◆ **STATED TASK**
Sort through the data and copy the lines holding the word "source".

◆ **GIVEN RECORDS**
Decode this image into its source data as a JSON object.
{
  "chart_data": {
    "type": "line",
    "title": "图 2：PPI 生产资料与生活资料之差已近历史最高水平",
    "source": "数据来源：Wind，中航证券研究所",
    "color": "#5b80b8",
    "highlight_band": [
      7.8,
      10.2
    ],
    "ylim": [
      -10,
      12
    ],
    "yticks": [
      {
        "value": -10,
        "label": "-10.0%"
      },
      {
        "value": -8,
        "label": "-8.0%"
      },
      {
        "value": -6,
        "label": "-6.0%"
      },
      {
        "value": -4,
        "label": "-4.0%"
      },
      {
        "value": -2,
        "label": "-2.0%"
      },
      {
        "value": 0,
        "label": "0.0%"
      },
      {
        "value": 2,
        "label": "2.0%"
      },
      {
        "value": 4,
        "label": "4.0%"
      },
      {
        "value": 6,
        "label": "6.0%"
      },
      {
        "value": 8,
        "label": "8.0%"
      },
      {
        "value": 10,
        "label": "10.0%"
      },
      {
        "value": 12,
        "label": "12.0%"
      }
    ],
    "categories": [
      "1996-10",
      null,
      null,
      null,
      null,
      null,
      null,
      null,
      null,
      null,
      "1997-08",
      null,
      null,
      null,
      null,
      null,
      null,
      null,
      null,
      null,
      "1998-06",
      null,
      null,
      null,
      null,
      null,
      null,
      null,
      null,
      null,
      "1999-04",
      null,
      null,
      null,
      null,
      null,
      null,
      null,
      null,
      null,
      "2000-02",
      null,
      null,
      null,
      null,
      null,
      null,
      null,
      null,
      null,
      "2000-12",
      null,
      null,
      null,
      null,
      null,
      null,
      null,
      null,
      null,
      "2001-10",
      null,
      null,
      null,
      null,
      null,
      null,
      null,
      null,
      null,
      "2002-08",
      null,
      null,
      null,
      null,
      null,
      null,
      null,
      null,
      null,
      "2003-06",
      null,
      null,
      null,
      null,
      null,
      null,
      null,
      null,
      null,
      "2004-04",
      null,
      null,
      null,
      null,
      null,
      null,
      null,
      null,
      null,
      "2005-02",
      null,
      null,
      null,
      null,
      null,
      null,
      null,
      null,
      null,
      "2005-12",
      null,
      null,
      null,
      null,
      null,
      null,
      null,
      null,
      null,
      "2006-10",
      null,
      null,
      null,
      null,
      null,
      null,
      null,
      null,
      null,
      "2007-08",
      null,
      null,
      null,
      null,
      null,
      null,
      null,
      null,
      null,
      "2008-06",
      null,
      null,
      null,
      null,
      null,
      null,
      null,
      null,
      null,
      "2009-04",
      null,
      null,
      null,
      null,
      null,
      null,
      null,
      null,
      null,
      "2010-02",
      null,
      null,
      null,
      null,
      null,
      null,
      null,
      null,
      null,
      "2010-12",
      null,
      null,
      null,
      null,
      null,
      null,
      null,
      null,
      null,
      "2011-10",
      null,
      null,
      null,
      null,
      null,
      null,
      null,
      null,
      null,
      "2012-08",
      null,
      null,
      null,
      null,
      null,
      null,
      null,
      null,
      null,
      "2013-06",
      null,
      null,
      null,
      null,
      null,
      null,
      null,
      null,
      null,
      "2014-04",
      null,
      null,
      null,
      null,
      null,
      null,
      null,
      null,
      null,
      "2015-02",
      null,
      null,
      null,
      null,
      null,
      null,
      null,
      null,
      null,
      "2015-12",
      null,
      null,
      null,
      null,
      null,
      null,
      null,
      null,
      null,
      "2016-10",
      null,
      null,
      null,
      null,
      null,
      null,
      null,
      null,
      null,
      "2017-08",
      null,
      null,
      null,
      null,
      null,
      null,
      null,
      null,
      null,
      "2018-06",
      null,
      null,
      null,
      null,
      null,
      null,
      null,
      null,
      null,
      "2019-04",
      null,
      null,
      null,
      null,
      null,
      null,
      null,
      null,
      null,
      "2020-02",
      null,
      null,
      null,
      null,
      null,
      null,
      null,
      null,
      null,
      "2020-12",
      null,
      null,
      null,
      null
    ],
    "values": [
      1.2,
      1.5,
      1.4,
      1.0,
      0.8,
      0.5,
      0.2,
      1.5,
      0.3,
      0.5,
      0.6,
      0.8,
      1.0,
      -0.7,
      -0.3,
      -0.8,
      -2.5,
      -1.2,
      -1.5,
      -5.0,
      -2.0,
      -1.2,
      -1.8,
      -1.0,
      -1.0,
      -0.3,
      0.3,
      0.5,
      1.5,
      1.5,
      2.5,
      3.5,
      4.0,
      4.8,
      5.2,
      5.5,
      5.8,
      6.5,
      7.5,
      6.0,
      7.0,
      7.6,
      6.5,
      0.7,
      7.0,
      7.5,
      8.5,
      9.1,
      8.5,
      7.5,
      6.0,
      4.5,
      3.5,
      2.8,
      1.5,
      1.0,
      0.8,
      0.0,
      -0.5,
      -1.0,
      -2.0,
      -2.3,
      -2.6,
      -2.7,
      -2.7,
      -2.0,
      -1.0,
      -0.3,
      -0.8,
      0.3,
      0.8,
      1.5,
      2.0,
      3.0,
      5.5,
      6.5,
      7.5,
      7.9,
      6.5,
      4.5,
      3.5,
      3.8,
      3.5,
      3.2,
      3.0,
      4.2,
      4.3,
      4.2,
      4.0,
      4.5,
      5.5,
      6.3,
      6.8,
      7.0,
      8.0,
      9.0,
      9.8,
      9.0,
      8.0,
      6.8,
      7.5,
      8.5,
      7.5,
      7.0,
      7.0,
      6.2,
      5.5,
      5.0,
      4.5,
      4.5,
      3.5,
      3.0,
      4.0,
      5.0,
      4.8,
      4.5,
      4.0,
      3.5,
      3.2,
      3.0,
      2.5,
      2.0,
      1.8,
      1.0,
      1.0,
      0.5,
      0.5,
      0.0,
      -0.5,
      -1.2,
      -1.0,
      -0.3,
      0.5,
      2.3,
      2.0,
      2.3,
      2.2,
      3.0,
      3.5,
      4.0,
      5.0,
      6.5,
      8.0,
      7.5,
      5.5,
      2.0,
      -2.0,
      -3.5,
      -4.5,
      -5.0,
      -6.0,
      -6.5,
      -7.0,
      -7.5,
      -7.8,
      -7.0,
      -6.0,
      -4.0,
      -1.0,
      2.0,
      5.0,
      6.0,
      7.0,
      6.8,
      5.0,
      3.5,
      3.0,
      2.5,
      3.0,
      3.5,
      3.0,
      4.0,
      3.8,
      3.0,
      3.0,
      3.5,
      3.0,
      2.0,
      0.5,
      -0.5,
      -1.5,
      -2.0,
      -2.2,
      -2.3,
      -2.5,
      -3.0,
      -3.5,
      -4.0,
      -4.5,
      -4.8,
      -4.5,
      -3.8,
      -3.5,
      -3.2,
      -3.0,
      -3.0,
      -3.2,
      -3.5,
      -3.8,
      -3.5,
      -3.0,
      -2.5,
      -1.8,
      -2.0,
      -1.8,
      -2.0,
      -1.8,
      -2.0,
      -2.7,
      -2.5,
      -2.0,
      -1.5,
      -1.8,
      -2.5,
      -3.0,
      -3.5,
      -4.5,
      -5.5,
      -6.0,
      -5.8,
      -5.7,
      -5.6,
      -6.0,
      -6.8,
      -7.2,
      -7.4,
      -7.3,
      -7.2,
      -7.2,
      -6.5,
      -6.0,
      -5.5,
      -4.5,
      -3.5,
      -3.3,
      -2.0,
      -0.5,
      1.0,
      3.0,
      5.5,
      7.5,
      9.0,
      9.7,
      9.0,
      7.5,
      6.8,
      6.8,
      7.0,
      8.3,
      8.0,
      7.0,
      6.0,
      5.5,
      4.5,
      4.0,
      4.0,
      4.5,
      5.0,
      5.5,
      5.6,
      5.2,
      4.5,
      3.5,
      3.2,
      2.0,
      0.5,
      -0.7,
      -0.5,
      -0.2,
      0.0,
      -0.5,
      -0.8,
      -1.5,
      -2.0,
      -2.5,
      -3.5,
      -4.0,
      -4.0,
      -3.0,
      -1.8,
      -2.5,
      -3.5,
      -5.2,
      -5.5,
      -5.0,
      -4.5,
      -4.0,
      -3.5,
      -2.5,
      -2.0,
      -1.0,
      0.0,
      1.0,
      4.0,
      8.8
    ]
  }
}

...

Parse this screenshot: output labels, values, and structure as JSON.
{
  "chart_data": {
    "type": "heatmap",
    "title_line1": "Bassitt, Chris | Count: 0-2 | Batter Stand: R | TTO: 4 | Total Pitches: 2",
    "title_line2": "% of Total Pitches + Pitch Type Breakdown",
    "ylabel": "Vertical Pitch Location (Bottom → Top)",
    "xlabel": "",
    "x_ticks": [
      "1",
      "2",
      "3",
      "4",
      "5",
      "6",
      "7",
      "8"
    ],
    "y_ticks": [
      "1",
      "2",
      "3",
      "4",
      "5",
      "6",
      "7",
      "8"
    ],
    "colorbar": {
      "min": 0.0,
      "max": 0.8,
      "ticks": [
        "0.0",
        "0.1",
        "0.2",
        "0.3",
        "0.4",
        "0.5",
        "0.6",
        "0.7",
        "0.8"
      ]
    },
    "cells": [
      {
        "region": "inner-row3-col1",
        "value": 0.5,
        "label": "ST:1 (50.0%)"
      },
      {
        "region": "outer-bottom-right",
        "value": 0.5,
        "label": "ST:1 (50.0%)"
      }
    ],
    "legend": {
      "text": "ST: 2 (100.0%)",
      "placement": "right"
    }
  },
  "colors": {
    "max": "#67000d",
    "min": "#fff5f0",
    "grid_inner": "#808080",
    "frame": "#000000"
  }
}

◆ **SOLUTION FOR THIS TASK**
Decode this image into its source data as a JSON object.
    "source": "数据来源：Wind，中航证券研究所",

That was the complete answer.